* Entries provided:
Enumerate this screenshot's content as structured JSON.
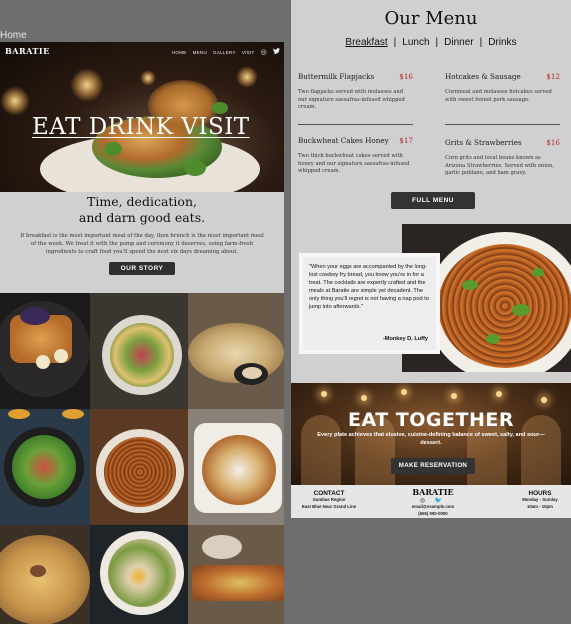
{
  "canvas": {
    "label": "Home"
  },
  "site": {
    "brand": "BARATIE",
    "nav": [
      "HOME",
      "MENU",
      "GALLERY",
      "VISIT"
    ],
    "social_icons": [
      "instagram-icon",
      "twitter-icon"
    ]
  },
  "hero": {
    "title": "EAT  DRINK  VISIT"
  },
  "story": {
    "heading_line1": "Time, dedication,",
    "heading_line2": "and darn good eats.",
    "paragraph": "If breakfast is the most important meal of the day, then brunch is the most important meal of the week. We treat it with the pomp and ceremony it deserves, using farm-fresh ingredients to craft food you'll spend the next six days dreaming about.",
    "button": "OUR STORY"
  },
  "menu": {
    "title": "Our Menu",
    "tabs": [
      "Breakfast",
      "|",
      "Lunch",
      "|",
      "Dinner",
      "|",
      "Drinks"
    ],
    "active_tab": "Breakfast",
    "items": [
      {
        "name": "Buttermilk Flapjacks",
        "price": "$16",
        "desc": "Two flapjacks served with molasses and our signature sassafras-infused whipped cream."
      },
      {
        "name": "Hotcakes & Sausage",
        "price": "$12",
        "desc": "Cornmeal and molasses hotcakes served with sweet fennel pork sausage."
      },
      {
        "name": "Buckwheat Cakes Honey",
        "price": "$17",
        "desc": "Two thick buckwheat cakes served with honey and our signature sassafras-infused whipped cream."
      },
      {
        "name": "Grits & Strawberries",
        "price": "$16",
        "desc": "Corn grits and local beans known as Arizona Strawberries. Served with onion, garlic poblano, and ham gravy."
      }
    ],
    "button": "FULL MENU",
    "accent": "#b02828"
  },
  "quote": {
    "text": "\"When your eggs are accompanied by the long-lost cowboy fry bread, you know you're in for a treat. The cocktails are expertly crafted and the meals at Baratie are simple yet decadent. The only thing you'll regret is not having a nap pod to jump into afterwards.\"",
    "author": "-Monkey D. Luffy"
  },
  "eat_together": {
    "title": "EAT TOGETHER",
    "subtitle": "Every plate achieves that elusive, cuisine-defining balance of sweet, salty, and sour—dessert.",
    "button": "MAKE RESERVATION"
  },
  "footer": {
    "contact_heading": "CONTACT",
    "contact_line1": "Gambas Region",
    "contact_line2": "East Blue Near Grand Line",
    "brand": "BARATIE",
    "social": "◎ 🐦",
    "email": "email@example.com",
    "phone": "(555) 000-0000",
    "hours_heading": "HOURS",
    "hours_line1": "Monday - Sunday",
    "hours_line2": "10am - 10pm"
  }
}
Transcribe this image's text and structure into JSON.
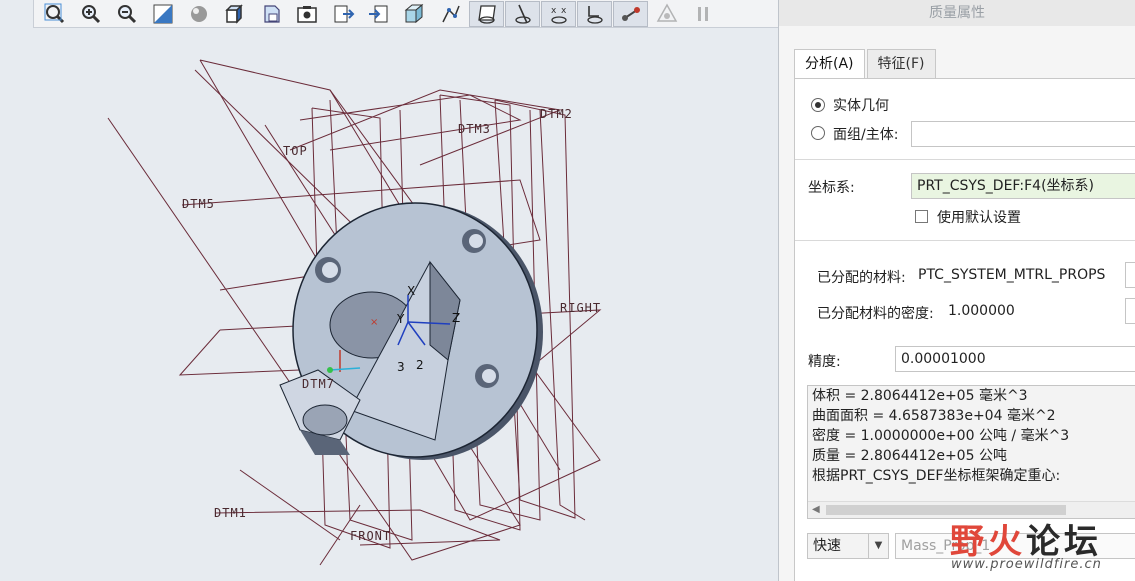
{
  "toolbar": {
    "icons": [
      "zoom-fit-icon",
      "zoom-in-icon",
      "zoom-out-icon",
      "repaint-icon",
      "display-style-icon",
      "saved-views-icon",
      "view-manager-icon",
      "perspective-icon",
      "datum-display-icon",
      "reorient-icon",
      "section-icon",
      "point-display-icon",
      "datum-planes-icon",
      "datum-axes-icon",
      "datum-points-icon",
      "csys-display-icon",
      "annotation-icon",
      "spin-center-icon",
      "pause-icon"
    ]
  },
  "viewport": {
    "datum_labels": {
      "top": "TOP",
      "dtm3": "DTM3",
      "dtm2": "DTM2",
      "dtm5": "DTM5",
      "right": "RIGHT",
      "dtm7": "DTM7",
      "dtm1": "DTM1",
      "front": "FRONT"
    },
    "axis_labels": {
      "x": "X",
      "y": "Y",
      "z": "Z",
      "n3": "3",
      "n2": "2"
    }
  },
  "dialog": {
    "title": "质量属性",
    "tabs": {
      "analysis": "分析(A)",
      "feature": "特征(F)"
    },
    "geometry": {
      "solid": "实体几何",
      "quilt": "面组/主体:",
      "quilt_value": "",
      "selected": "solid"
    },
    "csys": {
      "label": "坐标系:",
      "value": "PRT_CSYS_DEF:F4(坐标系)",
      "use_default_label": "使用默认设置",
      "use_default": false
    },
    "material": {
      "assigned_label": "已分配的材料:",
      "assigned_value": "PTC_SYSTEM_MTRL_PROPS",
      "density_label": "已分配材料的密度:",
      "density_value": "1.000000"
    },
    "precision": {
      "label": "精度:",
      "value": "0.00001000"
    },
    "results": [
      "体积 =  2.8064412e+05  毫米^3",
      "曲面面积 =  4.6587383e+04  毫米^2",
      "密度 =  1.0000000e+00 公吨 / 毫米^3",
      "质量 =  2.8064412e+05 公吨",
      "根据PRT_CSYS_DEF坐标框架确定重心:"
    ],
    "mode": {
      "value": "快速",
      "name_placeholder": "Mass_Prop_1"
    }
  },
  "watermark": {
    "cn_red": "野火",
    "cn_dark": "论坛",
    "url": "www.proewildfire.cn"
  },
  "colors": {
    "datum": "#6b2c3a",
    "part_face": "#b7c3d3",
    "part_dark": "#4a5568",
    "panel_accent": "#e9f5e1"
  }
}
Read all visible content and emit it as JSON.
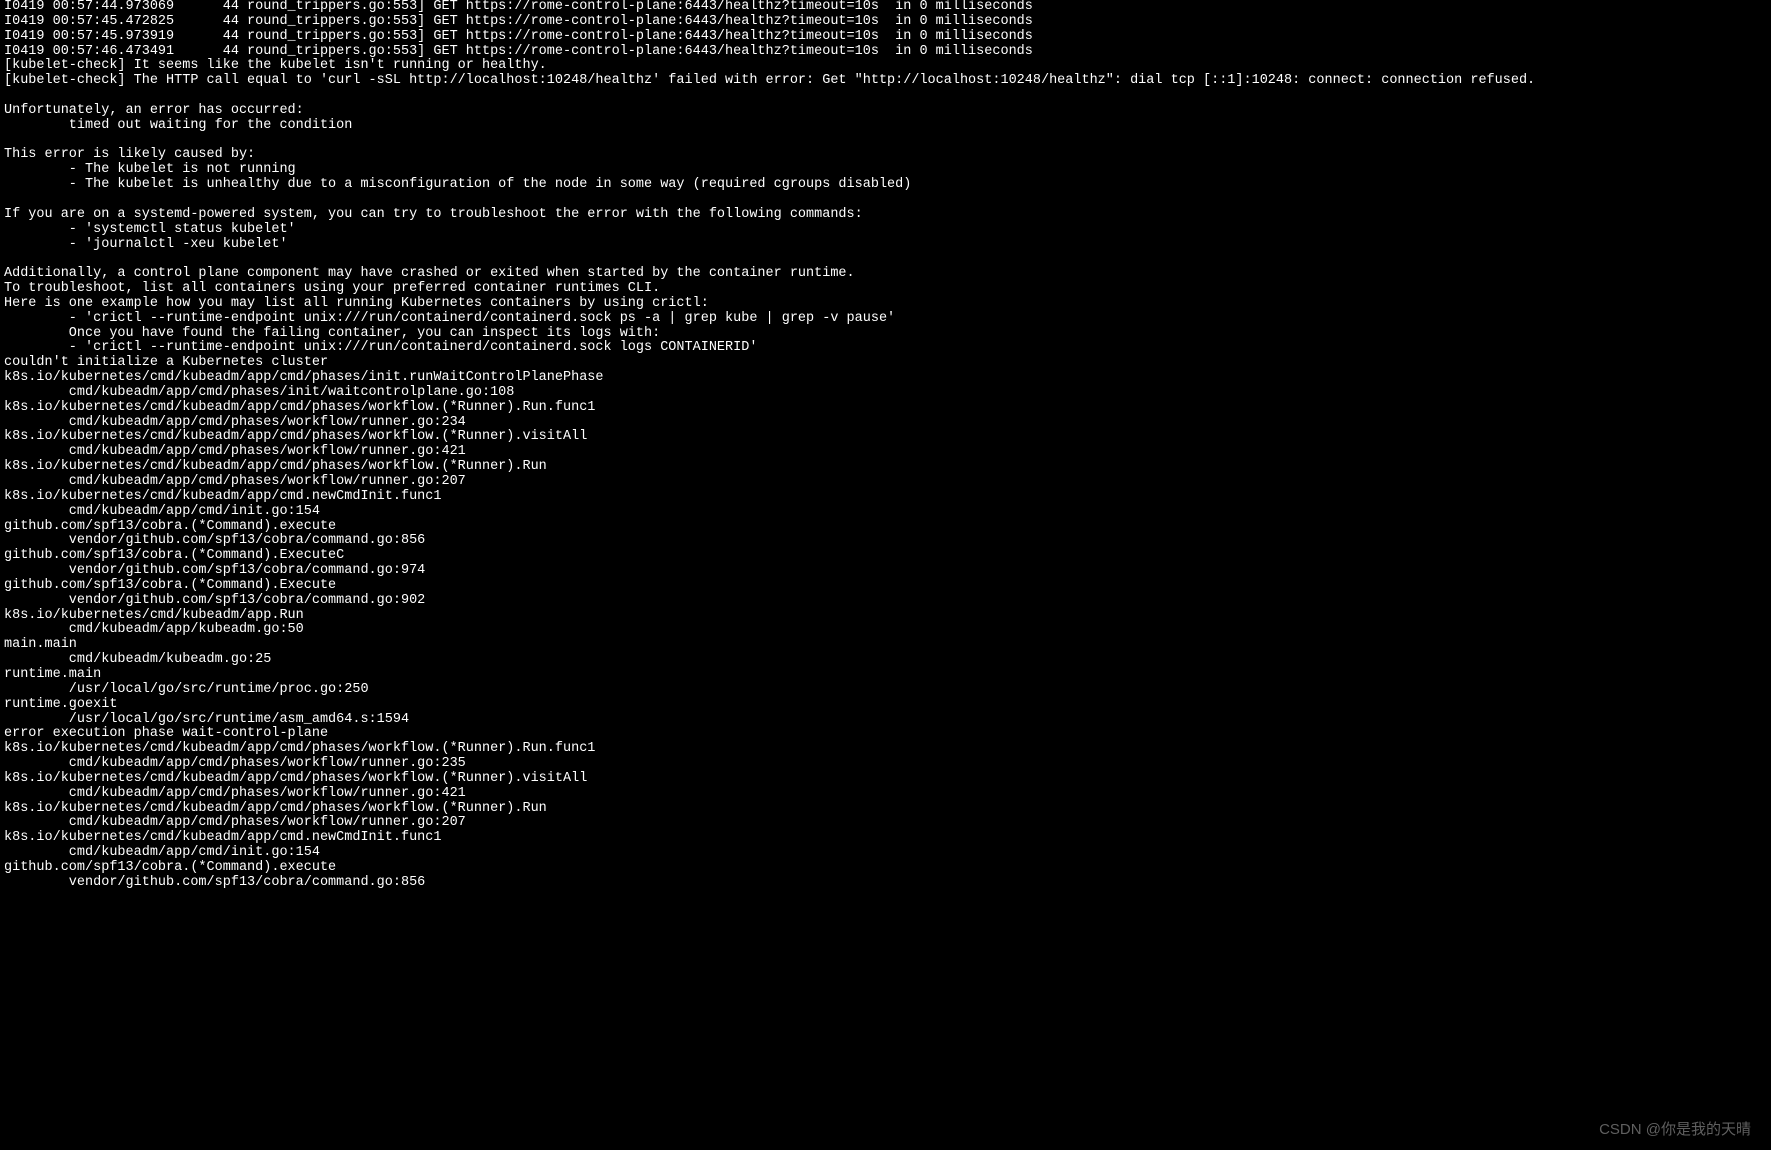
{
  "terminal": {
    "lines": [
      "I0419 00:57:44.973069      44 round_trippers.go:553] GET https://rome-control-plane:6443/healthz?timeout=10s  in 0 milliseconds",
      "I0419 00:57:45.472825      44 round_trippers.go:553] GET https://rome-control-plane:6443/healthz?timeout=10s  in 0 milliseconds",
      "I0419 00:57:45.973919      44 round_trippers.go:553] GET https://rome-control-plane:6443/healthz?timeout=10s  in 0 milliseconds",
      "I0419 00:57:46.473491      44 round_trippers.go:553] GET https://rome-control-plane:6443/healthz?timeout=10s  in 0 milliseconds",
      "[kubelet-check] It seems like the kubelet isn't running or healthy.",
      "[kubelet-check] The HTTP call equal to 'curl -sSL http://localhost:10248/healthz' failed with error: Get \"http://localhost:10248/healthz\": dial tcp [::1]:10248: connect: connection refused.",
      "",
      "Unfortunately, an error has occurred:",
      "        timed out waiting for the condition",
      "",
      "This error is likely caused by:",
      "        - The kubelet is not running",
      "        - The kubelet is unhealthy due to a misconfiguration of the node in some way (required cgroups disabled)",
      "",
      "If you are on a systemd-powered system, you can try to troubleshoot the error with the following commands:",
      "        - 'systemctl status kubelet'",
      "        - 'journalctl -xeu kubelet'",
      "",
      "Additionally, a control plane component may have crashed or exited when started by the container runtime.",
      "To troubleshoot, list all containers using your preferred container runtimes CLI.",
      "Here is one example how you may list all running Kubernetes containers by using crictl:",
      "        - 'crictl --runtime-endpoint unix:///run/containerd/containerd.sock ps -a | grep kube | grep -v pause'",
      "        Once you have found the failing container, you can inspect its logs with:",
      "        - 'crictl --runtime-endpoint unix:///run/containerd/containerd.sock logs CONTAINERID'",
      "couldn't initialize a Kubernetes cluster",
      "k8s.io/kubernetes/cmd/kubeadm/app/cmd/phases/init.runWaitControlPlanePhase",
      "        cmd/kubeadm/app/cmd/phases/init/waitcontrolplane.go:108",
      "k8s.io/kubernetes/cmd/kubeadm/app/cmd/phases/workflow.(*Runner).Run.func1",
      "        cmd/kubeadm/app/cmd/phases/workflow/runner.go:234",
      "k8s.io/kubernetes/cmd/kubeadm/app/cmd/phases/workflow.(*Runner).visitAll",
      "        cmd/kubeadm/app/cmd/phases/workflow/runner.go:421",
      "k8s.io/kubernetes/cmd/kubeadm/app/cmd/phases/workflow.(*Runner).Run",
      "        cmd/kubeadm/app/cmd/phases/workflow/runner.go:207",
      "k8s.io/kubernetes/cmd/kubeadm/app/cmd.newCmdInit.func1",
      "        cmd/kubeadm/app/cmd/init.go:154",
      "github.com/spf13/cobra.(*Command).execute",
      "        vendor/github.com/spf13/cobra/command.go:856",
      "github.com/spf13/cobra.(*Command).ExecuteC",
      "        vendor/github.com/spf13/cobra/command.go:974",
      "github.com/spf13/cobra.(*Command).Execute",
      "        vendor/github.com/spf13/cobra/command.go:902",
      "k8s.io/kubernetes/cmd/kubeadm/app.Run",
      "        cmd/kubeadm/app/kubeadm.go:50",
      "main.main",
      "        cmd/kubeadm/kubeadm.go:25",
      "runtime.main",
      "        /usr/local/go/src/runtime/proc.go:250",
      "runtime.goexit",
      "        /usr/local/go/src/runtime/asm_amd64.s:1594",
      "error execution phase wait-control-plane",
      "k8s.io/kubernetes/cmd/kubeadm/app/cmd/phases/workflow.(*Runner).Run.func1",
      "        cmd/kubeadm/app/cmd/phases/workflow/runner.go:235",
      "k8s.io/kubernetes/cmd/kubeadm/app/cmd/phases/workflow.(*Runner).visitAll",
      "        cmd/kubeadm/app/cmd/phases/workflow/runner.go:421",
      "k8s.io/kubernetes/cmd/kubeadm/app/cmd/phases/workflow.(*Runner).Run",
      "        cmd/kubeadm/app/cmd/phases/workflow/runner.go:207",
      "k8s.io/kubernetes/cmd/kubeadm/app/cmd.newCmdInit.func1",
      "        cmd/kubeadm/app/cmd/init.go:154",
      "github.com/spf13/cobra.(*Command).execute",
      "        vendor/github.com/spf13/cobra/command.go:856"
    ]
  },
  "watermark": "CSDN @你是我的天晴"
}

* Problem: Pick out the lines containing the string "running" and show them.

* Answer for the task:
      "[kubelet-check] It seems like the kubelet isn't running or healthy.",
      "        - The kubelet is not running",
      "Here is one example how you may list all running Kubernetes containers by using crictl:",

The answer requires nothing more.